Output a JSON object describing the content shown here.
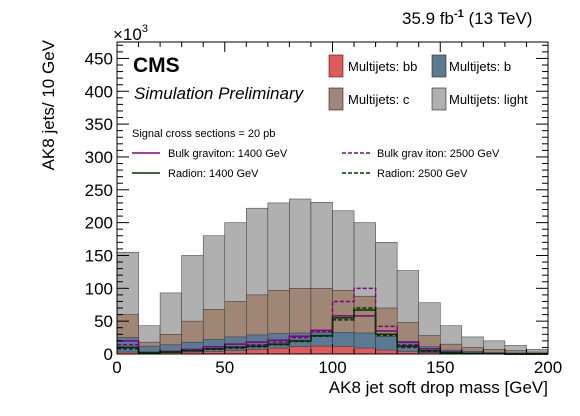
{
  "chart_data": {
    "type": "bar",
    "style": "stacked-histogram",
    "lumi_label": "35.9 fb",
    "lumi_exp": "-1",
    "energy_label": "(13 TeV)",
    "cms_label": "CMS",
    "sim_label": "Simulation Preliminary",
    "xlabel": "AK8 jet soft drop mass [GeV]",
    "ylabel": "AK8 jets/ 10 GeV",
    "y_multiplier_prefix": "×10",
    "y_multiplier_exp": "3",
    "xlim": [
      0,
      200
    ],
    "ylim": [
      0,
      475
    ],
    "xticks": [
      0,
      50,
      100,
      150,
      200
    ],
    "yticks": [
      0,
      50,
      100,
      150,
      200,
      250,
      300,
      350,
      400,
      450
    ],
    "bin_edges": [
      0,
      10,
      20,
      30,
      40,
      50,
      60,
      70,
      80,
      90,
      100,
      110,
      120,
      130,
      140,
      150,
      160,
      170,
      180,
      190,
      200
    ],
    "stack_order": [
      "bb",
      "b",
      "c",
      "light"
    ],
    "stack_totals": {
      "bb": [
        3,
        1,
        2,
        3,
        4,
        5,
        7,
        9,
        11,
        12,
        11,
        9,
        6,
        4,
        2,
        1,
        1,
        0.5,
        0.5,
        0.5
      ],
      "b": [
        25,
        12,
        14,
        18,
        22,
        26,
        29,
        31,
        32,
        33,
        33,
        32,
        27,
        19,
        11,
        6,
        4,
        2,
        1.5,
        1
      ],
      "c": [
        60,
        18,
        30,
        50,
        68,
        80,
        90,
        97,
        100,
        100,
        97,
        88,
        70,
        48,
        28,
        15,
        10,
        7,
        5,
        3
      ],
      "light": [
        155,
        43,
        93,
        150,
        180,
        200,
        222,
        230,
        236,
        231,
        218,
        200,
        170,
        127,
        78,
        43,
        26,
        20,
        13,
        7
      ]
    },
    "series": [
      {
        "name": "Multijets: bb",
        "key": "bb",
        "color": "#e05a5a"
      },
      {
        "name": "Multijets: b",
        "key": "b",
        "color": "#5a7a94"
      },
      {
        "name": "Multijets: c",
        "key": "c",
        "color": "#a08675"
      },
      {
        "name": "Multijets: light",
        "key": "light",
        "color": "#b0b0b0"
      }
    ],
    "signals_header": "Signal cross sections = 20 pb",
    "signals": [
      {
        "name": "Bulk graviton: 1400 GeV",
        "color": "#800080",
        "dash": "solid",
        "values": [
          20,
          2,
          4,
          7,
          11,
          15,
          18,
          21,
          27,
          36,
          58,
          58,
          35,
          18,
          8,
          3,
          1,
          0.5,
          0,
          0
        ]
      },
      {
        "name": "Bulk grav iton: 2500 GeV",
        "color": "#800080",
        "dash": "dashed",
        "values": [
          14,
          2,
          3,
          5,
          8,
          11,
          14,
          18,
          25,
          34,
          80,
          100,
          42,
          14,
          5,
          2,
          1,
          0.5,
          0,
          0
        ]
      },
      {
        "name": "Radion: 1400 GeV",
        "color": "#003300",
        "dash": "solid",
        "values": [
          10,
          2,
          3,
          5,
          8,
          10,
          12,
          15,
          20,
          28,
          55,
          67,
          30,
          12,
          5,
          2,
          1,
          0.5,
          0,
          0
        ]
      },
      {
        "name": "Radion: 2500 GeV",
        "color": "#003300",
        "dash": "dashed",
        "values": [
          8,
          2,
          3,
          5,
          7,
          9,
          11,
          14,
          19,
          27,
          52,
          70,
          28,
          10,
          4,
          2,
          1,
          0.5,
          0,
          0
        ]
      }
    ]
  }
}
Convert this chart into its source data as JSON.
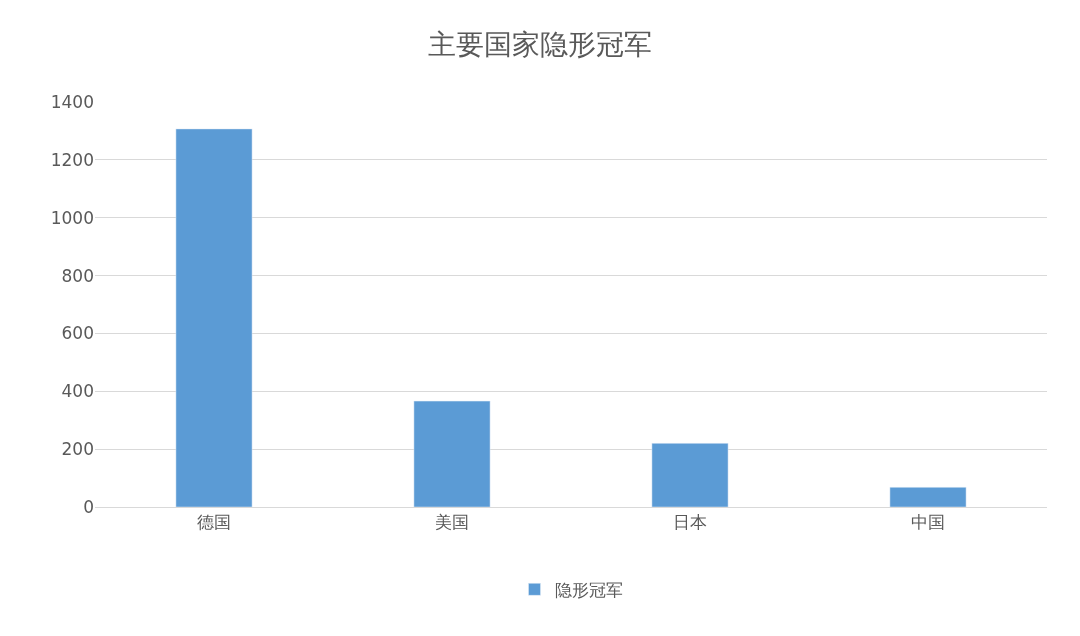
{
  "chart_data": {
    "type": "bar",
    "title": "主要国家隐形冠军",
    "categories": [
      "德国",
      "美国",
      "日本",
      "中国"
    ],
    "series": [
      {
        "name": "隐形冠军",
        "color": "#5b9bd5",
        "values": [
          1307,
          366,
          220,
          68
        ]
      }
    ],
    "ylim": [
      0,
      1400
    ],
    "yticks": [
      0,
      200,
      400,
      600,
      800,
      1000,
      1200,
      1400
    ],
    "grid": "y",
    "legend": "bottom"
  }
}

* * * * *

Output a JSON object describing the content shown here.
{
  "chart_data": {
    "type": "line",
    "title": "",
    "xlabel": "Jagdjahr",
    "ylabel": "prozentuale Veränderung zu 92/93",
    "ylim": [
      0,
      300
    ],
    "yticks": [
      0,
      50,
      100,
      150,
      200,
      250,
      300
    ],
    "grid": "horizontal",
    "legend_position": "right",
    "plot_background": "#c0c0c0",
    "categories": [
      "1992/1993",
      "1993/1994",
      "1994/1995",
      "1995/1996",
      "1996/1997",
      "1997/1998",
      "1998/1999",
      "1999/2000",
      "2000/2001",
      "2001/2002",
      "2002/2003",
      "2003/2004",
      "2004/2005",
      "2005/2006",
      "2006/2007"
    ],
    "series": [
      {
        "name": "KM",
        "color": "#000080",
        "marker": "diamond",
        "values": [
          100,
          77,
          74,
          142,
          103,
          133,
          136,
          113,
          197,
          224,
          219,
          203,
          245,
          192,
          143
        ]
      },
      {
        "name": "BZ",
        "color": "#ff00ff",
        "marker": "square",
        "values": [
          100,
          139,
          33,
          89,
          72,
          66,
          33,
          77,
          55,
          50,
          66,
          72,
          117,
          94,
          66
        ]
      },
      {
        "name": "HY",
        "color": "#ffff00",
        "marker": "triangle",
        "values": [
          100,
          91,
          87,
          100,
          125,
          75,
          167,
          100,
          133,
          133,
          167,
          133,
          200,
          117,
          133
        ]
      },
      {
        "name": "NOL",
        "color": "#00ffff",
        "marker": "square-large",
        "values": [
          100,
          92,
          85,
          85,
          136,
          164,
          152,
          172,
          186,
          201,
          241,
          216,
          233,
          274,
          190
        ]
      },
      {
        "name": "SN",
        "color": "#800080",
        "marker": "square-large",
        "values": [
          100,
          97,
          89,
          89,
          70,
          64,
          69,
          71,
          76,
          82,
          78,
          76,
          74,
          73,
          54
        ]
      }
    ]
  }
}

* * * * *

Aim:
Locate the word "Multijets" in the records and collect each line it appears in.

Worked solution:
        "name": "Multijets: bb",
        "name": "Multijets: b",
        "name": "Multijets: c",
        "name": "Multijets: light",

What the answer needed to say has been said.